Set problem. Each record below should be output verbatim, without pictures.

Material shown.
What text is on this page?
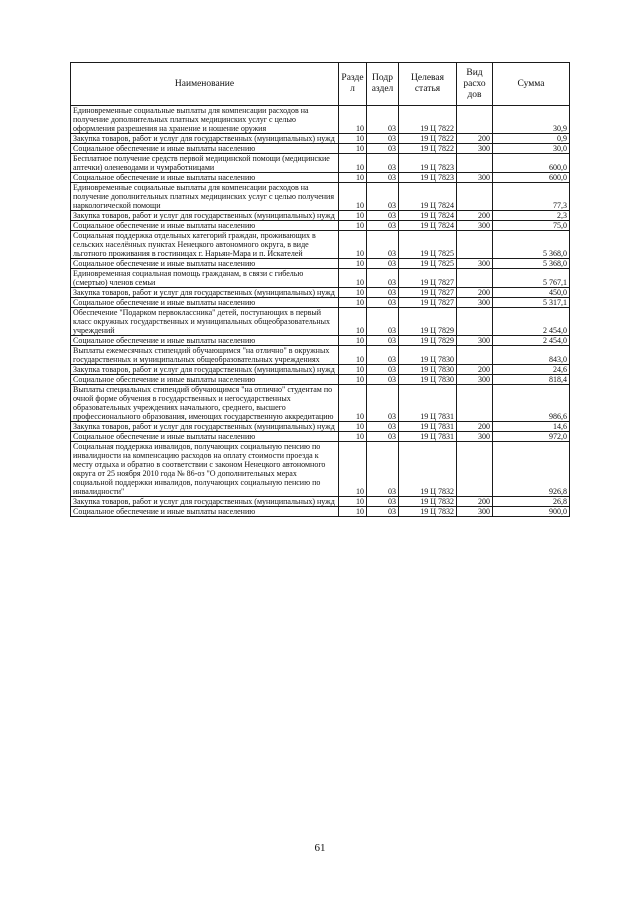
Наименование	Разде л	Подр аздел	Целевая статья	Вид расхо дов	Сумма
Единовременные социальные выплаты для компенсации расходов на получение дополнительных платных медицинских услуг с целью оформления разрешения на хранение и ношение оружия	10	03	19 Ц 7822		30,9
Закупка товаров, работ и услуг для государственных (муниципальных) нужд	10	03	19 Ц 7822	200	0,9
Социальное обеспечение и иные выплаты населению	10	03	19 Ц 7822	300	30,0
Бесплатное получение средств первой медицинской помощи (медицинские аптечки) оленеводами и чумработницами	10	03	19 Ц 7823		600,0
Социальное обеспечение и иные выплаты населению	10	03	19 Ц 7823	300	600,0
Единовременные социальные выплаты для компенсации расходов на получение дополнительных платных медицинских услуг с целью получения наркологической помощи	10	03	19 Ц 7824		77,3
Закупка товаров, работ и услуг для государственных (муниципальных) нужд	10	03	19 Ц 7824	200	2,3
Социальное обеспечение и иные выплаты населению	10	03	19 Ц 7824	300	75,0
Социальная поддержка отдельных категорий граждан, проживающих в сельских населённых пунктах Ненецкого автономного округа, в виде льготного проживания в гостиницах г. Нарьян-Мара и п. Искателей	10	03	19 Ц 7825		5 368,0
Социальное обеспечение и иные выплаты населению	10	03	19 Ц 7825	300	5 368,0
Единовременная социальная помощь гражданам, в связи с гибелью (смертью) членов семьи	10	03	19 Ц 7827		5 767,1
Закупка товаров, работ и услуг для государственных (муниципальных) нужд	10	03	19 Ц 7827	200	450,0
Социальное обеспечение и иные выплаты населению	10	03	19 Ц 7827	300	5 317,1
Обеспечение "Подарком первоклассника" детей, поступающих в первый класс окружных государственных и муниципальных общеобразовательных учреждений	10	03	19 Ц 7829		2 454,0
Социальное обеспечение и иные выплаты населению	10	03	19 Ц 7829	300	2 454,0
Выплаты ежемесячных стипендий обучающимся "на отлично" в окружных государственных и муниципальных общеобразовательных учреждениях	10	03	19 Ц 7830		843,0
Закупка товаров, работ и услуг для государственных (муниципальных) нужд	10	03	19 Ц 7830	200	24,6
Социальное обеспечение и иные выплаты населению	10	03	19 Ц 7830	300	818,4
Выплаты специальных стипендий обучающимся "на отлично" студентам по очной форме обучения в государственных и негосударственных образовательных учреждениях начального, среднего, высшего профессионального образования, имеющих государственную аккредитацию	10	03	19 Ц 7831		986,6
Закупка товаров, работ и услуг для государственных (муниципальных) нужд	10	03	19 Ц 7831	200	14,6
Социальное обеспечение и иные выплаты населению	10	03	19 Ц 7831	300	972,0
Социальная поддержка инвалидов, получающих социальную пенсию по инвалидности на компенсацию расходов на оплату стоимости проезда к месту отдыха и обратно в соответствии с законом Ненецкого автономного округа от 25 ноября 2010 года № 86-оз "О дополнительных мерах социальной поддержки инвалидов, получающих социальную пенсию по инвалидности"	10	03	19 Ц 7832		926,8
Закупка товаров, работ и услуг для государственных (муниципальных) нужд	10	03	19 Ц 7832	200	26,8
Социальное обеспечение и иные выплаты населению	10	03	19 Ц 7832	300	900,0
61
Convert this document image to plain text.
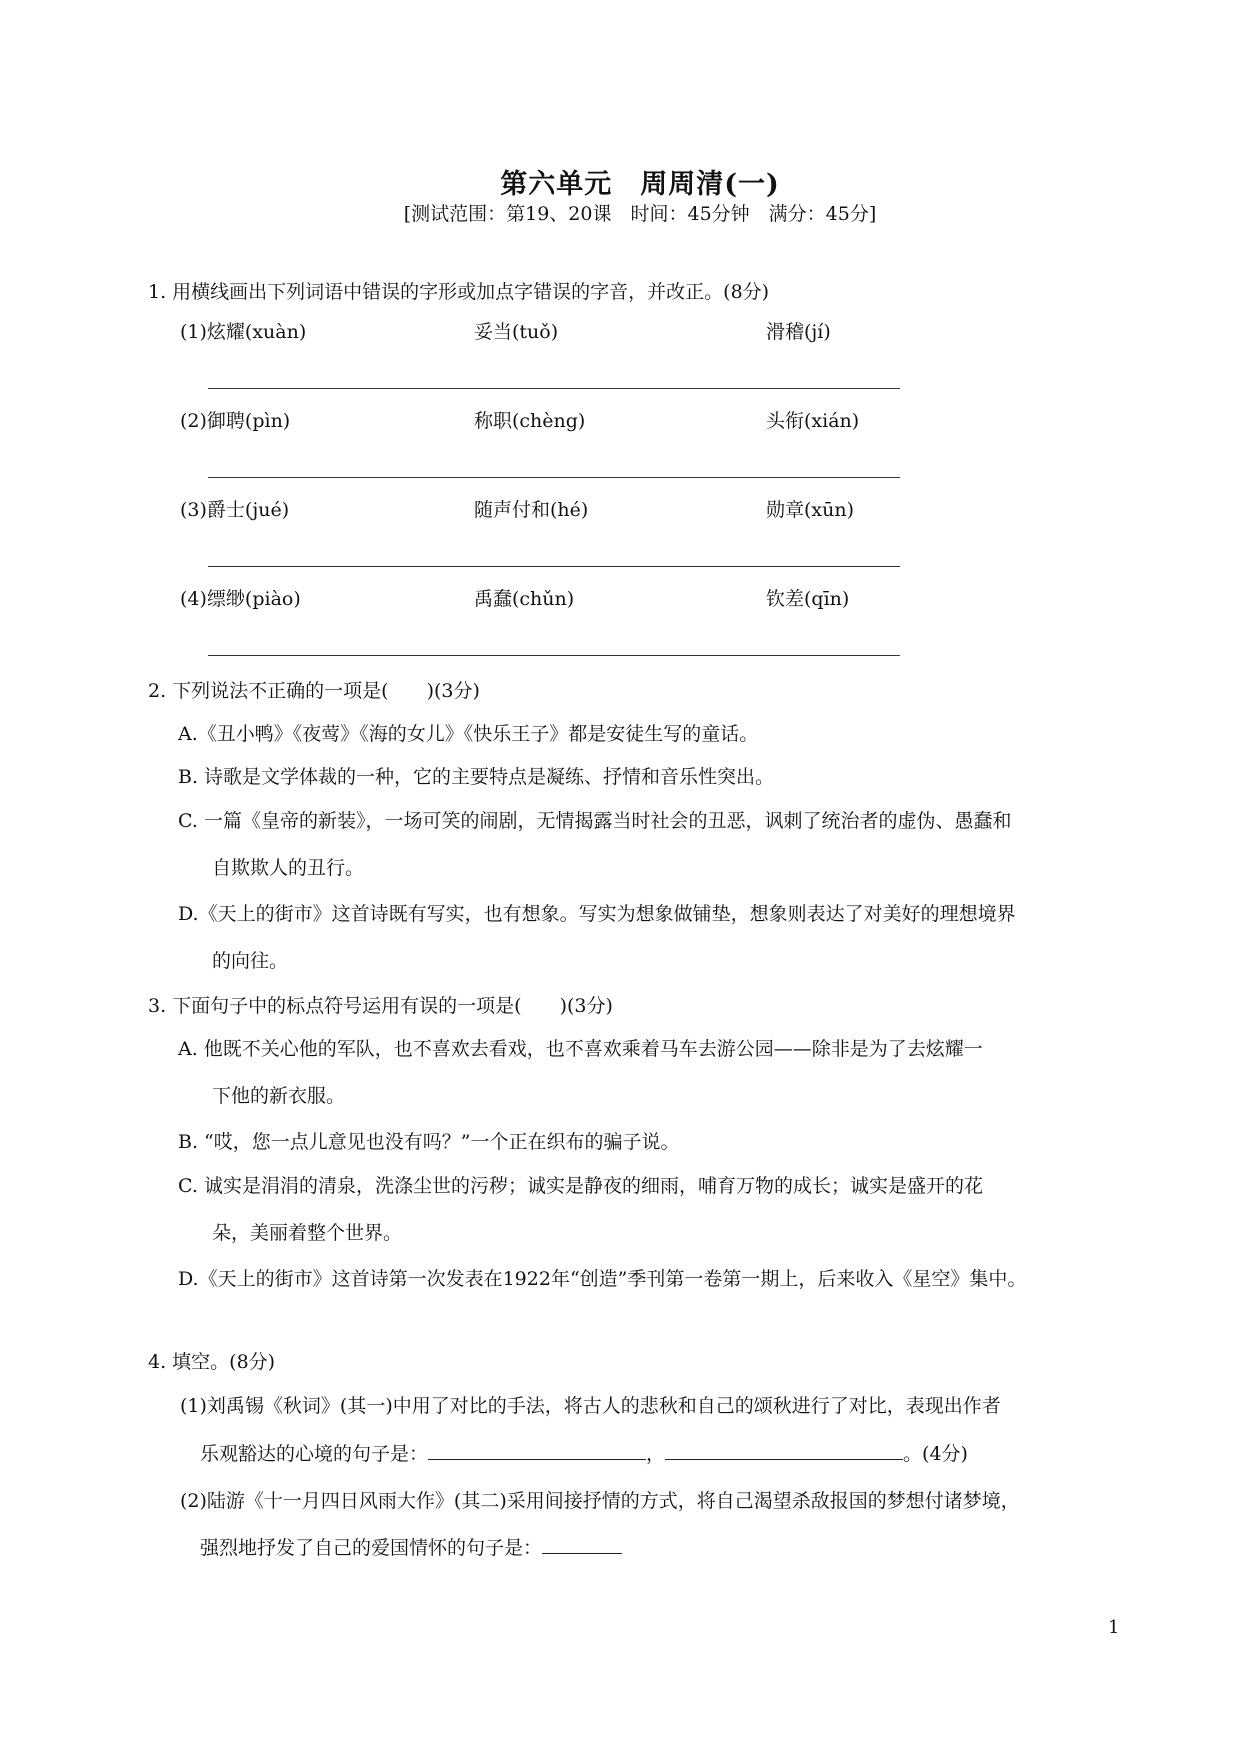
第六单元　周周清(一)
[测试范围：第19、20课　时间：45分钟　满分：45分]
1. 用横线画出下列词语中错误的字形或加点字错误的字音，并改正。(8分)
(1)炫耀(xuàn)	妥当(tuǒ)	滑稽(jí)
(2)御聘(pìn)	称职(chèng)	头衔(xián)
(3)爵士(jué)	随声付和(hé)	勋章(xūn)
(4)缥缈(piào)	禹蠢(chǔn)	钦差(qīn)
2. 下列说法不正确的一项是(　　)(3分)
A.《丑小鸭》《夜莺》《海的女儿》《快乐王子》都是安徒生写的童话。
B. 诗歌是文学体裁的一种，它的主要特点是凝练、抒情和音乐性突出。
C. 一篇《皇帝的新装》，一场可笑的闹剧，无情揭露当时社会的丑恶，讽刺了统治者的虚伪、愚蠢和
自欺欺人的丑行。
D.《天上的街市》这首诗既有写实，也有想象。写实为想象做铺垫，想象则表达了对美好的理想境界
的向往。
3. 下面句子中的标点符号运用有误的一项是(　　)(3分)
A. 他既不关心他的军队，也不喜欢去看戏，也不喜欢乘着马车去游公园——除非是为了去炫耀一
下他的新衣服。
B. “哎，您一点儿意见也没有吗？”一个正在织布的骗子说。
C. 诚实是涓涓的清泉，洗涤尘世的污秽；诚实是静夜的细雨，哺育万物的成长；诚实是盛开的花
朵，美丽着整个世界。
D.《天上的街市》这首诗第一次发表在1922年“创造”季刊第一卷第一期上，后来收入《星空》集中。
4. 填空。(8分)
(1)刘禹锡《秋词》(其一)中用了对比的手法，将古人的悲秋和自己的颂秋进行了对比，表现出作者
乐观豁达的心境的句子是：	，	。(4分)
(2)陆游《十一月四日风雨大作》(其二)采用间接抒情的方式，将自己渴望杀敌报国的梦想付诸梦境，
强烈地抒发了自己的爱国情怀的句子是：
1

Final result.
What text is on this page?
Наименование	Разде л	Подр аздел	Целевая статья	Вид расхо дов	Сумма
Единовременные социальные выплаты для компенсации расходов на получение дополнительных платных медицинских услуг с целью оформления разрешения на хранение и ношение оружия	10	03	19 Ц 7822		30,9
Закупка товаров, работ и услуг для государственных (муниципальных) нужд	10	03	19 Ц 7822	200	0,9
Социальное обеспечение и иные выплаты населению	10	03	19 Ц 7822	300	30,0
Бесплатное получение средств первой медицинской помощи (медицинские аптечки) оленеводами и чумработницами	10	03	19 Ц 7823		600,0
Социальное обеспечение и иные выплаты населению	10	03	19 Ц 7823	300	600,0
Единовременные социальные выплаты для компенсации расходов на получение дополнительных платных медицинских услуг с целью получения наркологической помощи	10	03	19 Ц 7824		77,3
Закупка товаров, работ и услуг для государственных (муниципальных) нужд	10	03	19 Ц 7824	200	2,3
Социальное обеспечение и иные выплаты населению	10	03	19 Ц 7824	300	75,0
Социальная поддержка отдельных категорий граждан, проживающих в сельских населённых пунктах Ненецкого автономного округа, в виде льготного проживания в гостиницах г. Нарьян-Мара и п. Искателей	10	03	19 Ц 7825		5 368,0
Социальное обеспечение и иные выплаты населению	10	03	19 Ц 7825	300	5 368,0
Единовременная социальная помощь гражданам, в связи с гибелью (смертью) членов семьи	10	03	19 Ц 7827		5 767,1
Закупка товаров, работ и услуг для государственных (муниципальных) нужд	10	03	19 Ц 7827	200	450,0
Социальное обеспечение и иные выплаты населению	10	03	19 Ц 7827	300	5 317,1
Обеспечение "Подарком первоклассника" детей, поступающих в первый класс окружных государственных и муниципальных общеобразовательных учреждений	10	03	19 Ц 7829		2 454,0
Социальное обеспечение и иные выплаты населению	10	03	19 Ц 7829	300	2 454,0
Выплаты ежемесячных стипендий обучающимся "на отлично" в окружных государственных и муниципальных общеобразовательных учреждениях	10	03	19 Ц 7830		843,0
Закупка товаров, работ и услуг для государственных (муниципальных) нужд	10	03	19 Ц 7830	200	24,6
Социальное обеспечение и иные выплаты населению	10	03	19 Ц 7830	300	818,4
Выплаты специальных стипендий обучающимся "на отлично" студентам по очной форме обучения в государственных и негосударственных образовательных учреждениях начального, среднего, высшего профессионального образования, имеющих государственную аккредитацию	10	03	19 Ц 7831		986,6
Закупка товаров, работ и услуг для государственных (муниципальных) нужд	10	03	19 Ц 7831	200	14,6
Социальное обеспечение и иные выплаты населению	10	03	19 Ц 7831	300	972,0
Социальная поддержка инвалидов, получающих социальную пенсию по инвалидности на компенсацию расходов на оплату стоимости проезда к месту отдыха и обратно в соответствии с законом Ненецкого автономного округа от 25 ноября 2010 года № 86-оз "О дополнительных мерах социальной поддержки инвалидов, получающих социальную пенсию по инвалидности"	10	03	19 Ц 7832		926,8
Закупка товаров, работ и услуг для государственных (муниципальных) нужд	10	03	19 Ц 7832	200	26,8
Социальное обеспечение и иные выплаты населению	10	03	19 Ц 7832	300	900,0
61
Convert this document image to plain text.
第六单元　周周清(一)
[测试范围：第19、20课　时间：45分钟　满分：45分]
1. 用横线画出下列词语中错误的字形或加点字错误的字音，并改正。(8分)
(1)炫耀(xuàn)	妥当(tuǒ)	滑稽(jí)
(2)御聘(pìn)	称职(chèng)	头衔(xián)
(3)爵士(jué)	随声付和(hé)	勋章(xūn)
(4)缥缈(piào)	禹蠢(chǔn)	钦差(qīn)
2. 下列说法不正确的一项是(　　)(3分)
A.《丑小鸭》《夜莺》《海的女儿》《快乐王子》都是安徒生写的童话。
B. 诗歌是文学体裁的一种，它的主要特点是凝练、抒情和音乐性突出。
C. 一篇《皇帝的新装》，一场可笑的闹剧，无情揭露当时社会的丑恶，讽刺了统治者的虚伪、愚蠢和
自欺欺人的丑行。
D.《天上的街市》这首诗既有写实，也有想象。写实为想象做铺垫，想象则表达了对美好的理想境界
的向往。
3. 下面句子中的标点符号运用有误的一项是(　　)(3分)
A. 他既不关心他的军队，也不喜欢去看戏，也不喜欢乘着马车去游公园——除非是为了去炫耀一
下他的新衣服。
B. “哎，您一点儿意见也没有吗？”一个正在织布的骗子说。
C. 诚实是涓涓的清泉，洗涤尘世的污秽；诚实是静夜的细雨，哺育万物的成长；诚实是盛开的花
朵，美丽着整个世界。
D.《天上的街市》这首诗第一次发表在1922年“创造”季刊第一卷第一期上，后来收入《星空》集中。
4. 填空。(8分)
(1)刘禹锡《秋词》(其一)中用了对比的手法，将古人的悲秋和自己的颂秋进行了对比，表现出作者
乐观豁达的心境的句子是：	，	。(4分)
(2)陆游《十一月四日风雨大作》(其二)采用间接抒情的方式，将自己渴望杀敌报国的梦想付诸梦境，
强烈地抒发了自己的爱国情怀的句子是：
1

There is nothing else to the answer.